▸ Stated goal
Provide only the number of lines where "content" occurs.

▸ Dataset records
★ ★ ★ ★

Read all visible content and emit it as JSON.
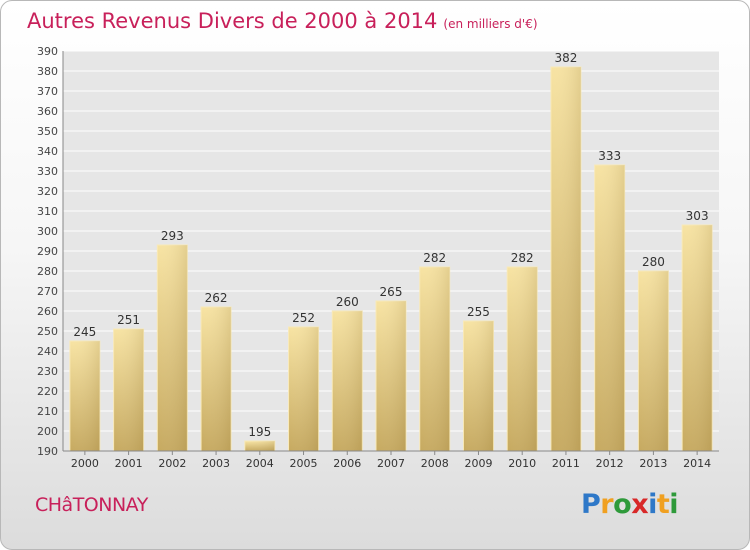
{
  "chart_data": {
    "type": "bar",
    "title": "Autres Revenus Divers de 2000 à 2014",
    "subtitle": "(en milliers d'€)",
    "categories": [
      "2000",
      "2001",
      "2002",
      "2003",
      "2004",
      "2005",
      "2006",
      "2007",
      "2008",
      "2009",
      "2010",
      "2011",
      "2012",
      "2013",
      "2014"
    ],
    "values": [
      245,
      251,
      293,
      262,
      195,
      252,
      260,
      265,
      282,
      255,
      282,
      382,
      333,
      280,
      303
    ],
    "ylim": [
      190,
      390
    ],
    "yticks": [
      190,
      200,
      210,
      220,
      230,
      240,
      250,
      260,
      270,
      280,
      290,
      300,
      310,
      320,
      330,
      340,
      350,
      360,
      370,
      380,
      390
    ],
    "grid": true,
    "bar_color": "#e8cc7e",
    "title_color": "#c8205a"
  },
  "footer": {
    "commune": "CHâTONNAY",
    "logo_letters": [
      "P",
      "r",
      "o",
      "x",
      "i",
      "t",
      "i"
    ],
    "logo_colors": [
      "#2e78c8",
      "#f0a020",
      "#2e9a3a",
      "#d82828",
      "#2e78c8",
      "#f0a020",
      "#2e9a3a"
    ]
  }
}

★ ★ ★ ★

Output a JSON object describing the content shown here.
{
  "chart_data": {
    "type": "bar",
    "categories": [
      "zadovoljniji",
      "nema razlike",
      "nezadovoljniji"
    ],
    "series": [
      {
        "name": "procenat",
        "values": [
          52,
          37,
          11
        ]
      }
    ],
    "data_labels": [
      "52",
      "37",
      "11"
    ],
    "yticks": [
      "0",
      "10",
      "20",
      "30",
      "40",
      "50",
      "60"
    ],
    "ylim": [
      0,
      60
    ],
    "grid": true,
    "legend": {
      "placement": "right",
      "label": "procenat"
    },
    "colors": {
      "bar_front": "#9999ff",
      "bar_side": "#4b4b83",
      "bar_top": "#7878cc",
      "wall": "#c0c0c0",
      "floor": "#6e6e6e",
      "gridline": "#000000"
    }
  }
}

★ ★ ★ ★

▸ Task answer
2